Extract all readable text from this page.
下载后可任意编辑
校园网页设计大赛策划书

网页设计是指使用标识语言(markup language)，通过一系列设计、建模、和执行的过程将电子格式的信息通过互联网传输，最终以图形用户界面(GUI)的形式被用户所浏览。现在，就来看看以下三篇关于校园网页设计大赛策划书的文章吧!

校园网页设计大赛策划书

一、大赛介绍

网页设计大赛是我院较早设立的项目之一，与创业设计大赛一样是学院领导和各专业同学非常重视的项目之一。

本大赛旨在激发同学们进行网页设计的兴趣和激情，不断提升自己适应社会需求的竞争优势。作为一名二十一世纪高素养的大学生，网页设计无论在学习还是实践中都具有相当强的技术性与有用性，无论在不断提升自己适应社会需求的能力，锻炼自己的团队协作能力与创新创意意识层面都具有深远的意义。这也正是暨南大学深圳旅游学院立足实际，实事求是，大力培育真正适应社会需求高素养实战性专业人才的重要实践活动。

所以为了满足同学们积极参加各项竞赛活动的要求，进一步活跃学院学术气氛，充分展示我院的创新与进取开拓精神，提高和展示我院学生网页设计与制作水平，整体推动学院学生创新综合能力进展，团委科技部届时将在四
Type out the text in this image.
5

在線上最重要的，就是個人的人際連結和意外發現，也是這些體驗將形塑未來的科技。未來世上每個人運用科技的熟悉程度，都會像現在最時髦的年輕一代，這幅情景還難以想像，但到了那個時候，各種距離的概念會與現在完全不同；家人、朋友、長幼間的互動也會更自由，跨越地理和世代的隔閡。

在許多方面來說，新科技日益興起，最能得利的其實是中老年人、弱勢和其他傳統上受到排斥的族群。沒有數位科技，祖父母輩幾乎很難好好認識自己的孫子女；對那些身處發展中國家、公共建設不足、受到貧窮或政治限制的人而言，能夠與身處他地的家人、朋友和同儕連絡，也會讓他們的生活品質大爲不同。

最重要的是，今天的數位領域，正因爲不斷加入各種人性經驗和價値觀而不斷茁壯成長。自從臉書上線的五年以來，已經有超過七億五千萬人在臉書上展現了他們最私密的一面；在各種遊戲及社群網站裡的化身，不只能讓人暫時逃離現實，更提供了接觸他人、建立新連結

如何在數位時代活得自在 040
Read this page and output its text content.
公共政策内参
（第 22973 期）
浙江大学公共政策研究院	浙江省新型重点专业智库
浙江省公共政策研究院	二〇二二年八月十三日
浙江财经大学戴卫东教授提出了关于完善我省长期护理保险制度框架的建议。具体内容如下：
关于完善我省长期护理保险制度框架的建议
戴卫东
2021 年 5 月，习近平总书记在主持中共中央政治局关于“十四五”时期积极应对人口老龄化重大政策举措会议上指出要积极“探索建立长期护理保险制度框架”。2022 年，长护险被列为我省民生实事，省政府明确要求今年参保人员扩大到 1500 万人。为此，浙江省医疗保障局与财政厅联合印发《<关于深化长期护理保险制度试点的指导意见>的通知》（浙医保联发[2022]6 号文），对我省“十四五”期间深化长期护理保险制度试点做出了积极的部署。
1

------------------------------------------------------------------------

• What is asked
Scan the lines above for "page", then copy every one that has it.

• Output of the exercise
Extract all readable text from this page.
Read this page and output its text content.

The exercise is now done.